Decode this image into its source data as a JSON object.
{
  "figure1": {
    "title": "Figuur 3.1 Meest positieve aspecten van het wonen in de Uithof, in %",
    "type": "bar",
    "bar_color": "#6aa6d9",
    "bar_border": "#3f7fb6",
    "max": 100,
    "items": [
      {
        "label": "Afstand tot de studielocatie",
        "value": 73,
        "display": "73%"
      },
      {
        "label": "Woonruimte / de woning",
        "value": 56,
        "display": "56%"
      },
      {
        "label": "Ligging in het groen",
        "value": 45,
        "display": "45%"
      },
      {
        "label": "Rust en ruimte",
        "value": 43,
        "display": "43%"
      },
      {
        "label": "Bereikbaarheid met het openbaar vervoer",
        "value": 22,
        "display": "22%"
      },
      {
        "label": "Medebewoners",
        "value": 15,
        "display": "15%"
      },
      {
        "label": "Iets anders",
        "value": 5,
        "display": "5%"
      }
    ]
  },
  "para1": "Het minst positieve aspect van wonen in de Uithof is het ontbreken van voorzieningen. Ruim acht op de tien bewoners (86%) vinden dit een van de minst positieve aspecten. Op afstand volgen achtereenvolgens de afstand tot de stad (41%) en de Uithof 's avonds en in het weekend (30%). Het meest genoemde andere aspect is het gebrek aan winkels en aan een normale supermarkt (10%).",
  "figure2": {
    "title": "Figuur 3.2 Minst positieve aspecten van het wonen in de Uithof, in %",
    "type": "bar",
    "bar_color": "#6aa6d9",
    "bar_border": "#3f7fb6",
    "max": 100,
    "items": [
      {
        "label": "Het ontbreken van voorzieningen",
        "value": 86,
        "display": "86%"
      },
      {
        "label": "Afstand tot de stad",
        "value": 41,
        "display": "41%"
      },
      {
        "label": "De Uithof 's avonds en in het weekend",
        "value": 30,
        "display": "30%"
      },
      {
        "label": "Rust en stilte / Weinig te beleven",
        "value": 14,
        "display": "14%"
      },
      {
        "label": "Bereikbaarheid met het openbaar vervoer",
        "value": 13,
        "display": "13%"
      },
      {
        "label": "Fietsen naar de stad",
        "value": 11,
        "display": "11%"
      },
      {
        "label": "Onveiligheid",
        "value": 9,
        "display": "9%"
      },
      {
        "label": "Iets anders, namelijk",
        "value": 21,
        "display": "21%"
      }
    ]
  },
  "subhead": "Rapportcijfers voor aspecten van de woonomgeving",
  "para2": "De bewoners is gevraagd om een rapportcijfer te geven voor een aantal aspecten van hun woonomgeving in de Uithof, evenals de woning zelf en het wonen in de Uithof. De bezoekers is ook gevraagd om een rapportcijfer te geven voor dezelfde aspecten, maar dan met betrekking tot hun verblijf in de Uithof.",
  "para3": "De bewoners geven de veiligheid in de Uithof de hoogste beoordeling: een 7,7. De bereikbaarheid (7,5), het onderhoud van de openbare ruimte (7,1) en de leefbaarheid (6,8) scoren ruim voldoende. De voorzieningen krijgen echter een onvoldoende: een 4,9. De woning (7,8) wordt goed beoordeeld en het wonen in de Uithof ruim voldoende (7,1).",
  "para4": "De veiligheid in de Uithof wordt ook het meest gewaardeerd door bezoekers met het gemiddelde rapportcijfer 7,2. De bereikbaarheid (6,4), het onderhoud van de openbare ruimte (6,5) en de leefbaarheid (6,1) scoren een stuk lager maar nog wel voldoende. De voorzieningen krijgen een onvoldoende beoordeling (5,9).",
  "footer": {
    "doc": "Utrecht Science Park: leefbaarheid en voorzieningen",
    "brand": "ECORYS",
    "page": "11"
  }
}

§ Task details
Gather every line from the listing above in which "Figuur" appears, and copy those lines.

§ Complete response
    "title": "Figuur 3.1 Meest positieve aspecten van het wonen in de Uithof, in %",
    "title": "Figuur 3.2 Minst positieve aspecten van het wonen in de Uithof, in %",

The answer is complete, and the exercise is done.